— Begin THE DATA —

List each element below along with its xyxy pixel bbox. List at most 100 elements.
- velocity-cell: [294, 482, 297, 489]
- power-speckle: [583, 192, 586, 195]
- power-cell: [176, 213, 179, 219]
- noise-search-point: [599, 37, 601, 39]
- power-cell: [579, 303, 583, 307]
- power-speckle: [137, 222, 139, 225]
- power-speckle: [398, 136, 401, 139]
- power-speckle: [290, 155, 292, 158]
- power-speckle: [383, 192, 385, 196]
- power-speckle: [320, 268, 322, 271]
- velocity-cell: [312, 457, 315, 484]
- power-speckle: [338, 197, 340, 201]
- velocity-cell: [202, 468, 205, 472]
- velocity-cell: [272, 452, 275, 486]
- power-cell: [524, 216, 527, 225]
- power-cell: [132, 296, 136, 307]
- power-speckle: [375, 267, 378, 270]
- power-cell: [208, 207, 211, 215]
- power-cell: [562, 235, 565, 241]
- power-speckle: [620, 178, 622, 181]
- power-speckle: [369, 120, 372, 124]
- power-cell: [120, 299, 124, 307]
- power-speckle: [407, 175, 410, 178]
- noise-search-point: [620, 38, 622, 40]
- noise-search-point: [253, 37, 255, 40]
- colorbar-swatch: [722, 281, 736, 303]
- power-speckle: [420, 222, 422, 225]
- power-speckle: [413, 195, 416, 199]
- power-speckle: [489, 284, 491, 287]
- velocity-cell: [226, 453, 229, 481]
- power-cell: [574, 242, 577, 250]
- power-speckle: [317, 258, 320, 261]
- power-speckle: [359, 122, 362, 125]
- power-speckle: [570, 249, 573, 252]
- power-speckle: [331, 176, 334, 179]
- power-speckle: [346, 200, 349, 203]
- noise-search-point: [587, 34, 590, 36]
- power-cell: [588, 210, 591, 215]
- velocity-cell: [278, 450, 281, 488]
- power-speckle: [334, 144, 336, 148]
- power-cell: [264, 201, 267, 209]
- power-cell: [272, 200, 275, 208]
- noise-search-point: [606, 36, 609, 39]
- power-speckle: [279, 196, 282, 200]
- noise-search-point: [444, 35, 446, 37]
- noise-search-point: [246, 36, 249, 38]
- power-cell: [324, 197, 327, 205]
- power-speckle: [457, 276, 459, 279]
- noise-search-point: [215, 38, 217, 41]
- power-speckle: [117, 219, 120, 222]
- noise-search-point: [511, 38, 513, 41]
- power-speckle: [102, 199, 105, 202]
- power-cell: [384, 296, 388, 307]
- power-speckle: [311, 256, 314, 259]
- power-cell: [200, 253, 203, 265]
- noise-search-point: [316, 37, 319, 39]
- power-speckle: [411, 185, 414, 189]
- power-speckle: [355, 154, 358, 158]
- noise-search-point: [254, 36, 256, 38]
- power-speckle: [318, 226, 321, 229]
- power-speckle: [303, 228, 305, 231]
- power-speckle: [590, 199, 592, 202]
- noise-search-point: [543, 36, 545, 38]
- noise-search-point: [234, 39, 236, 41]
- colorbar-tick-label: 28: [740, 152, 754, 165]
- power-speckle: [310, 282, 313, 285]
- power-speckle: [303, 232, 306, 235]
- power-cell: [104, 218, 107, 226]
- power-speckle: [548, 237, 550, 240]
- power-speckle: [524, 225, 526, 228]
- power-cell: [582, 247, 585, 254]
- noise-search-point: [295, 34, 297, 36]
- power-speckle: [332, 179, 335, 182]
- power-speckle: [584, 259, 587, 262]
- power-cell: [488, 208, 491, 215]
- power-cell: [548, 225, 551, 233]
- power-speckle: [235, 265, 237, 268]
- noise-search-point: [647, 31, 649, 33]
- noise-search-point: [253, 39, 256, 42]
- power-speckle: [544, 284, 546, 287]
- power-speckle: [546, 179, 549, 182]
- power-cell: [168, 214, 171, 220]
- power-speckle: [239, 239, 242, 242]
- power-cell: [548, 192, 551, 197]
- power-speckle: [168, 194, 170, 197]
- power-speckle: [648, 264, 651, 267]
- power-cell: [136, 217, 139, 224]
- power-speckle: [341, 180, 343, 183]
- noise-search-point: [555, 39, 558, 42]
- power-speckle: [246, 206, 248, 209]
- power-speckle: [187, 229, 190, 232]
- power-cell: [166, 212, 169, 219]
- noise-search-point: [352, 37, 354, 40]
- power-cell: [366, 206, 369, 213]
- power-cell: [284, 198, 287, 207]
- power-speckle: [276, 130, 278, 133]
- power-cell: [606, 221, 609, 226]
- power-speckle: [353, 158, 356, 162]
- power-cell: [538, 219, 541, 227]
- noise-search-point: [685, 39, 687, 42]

— End THE DATA —

SET PROBLEM:
How many lines in the items above contain the string "velocity"? Case counts; give only the number.

EXERCISE SOLUTION:
6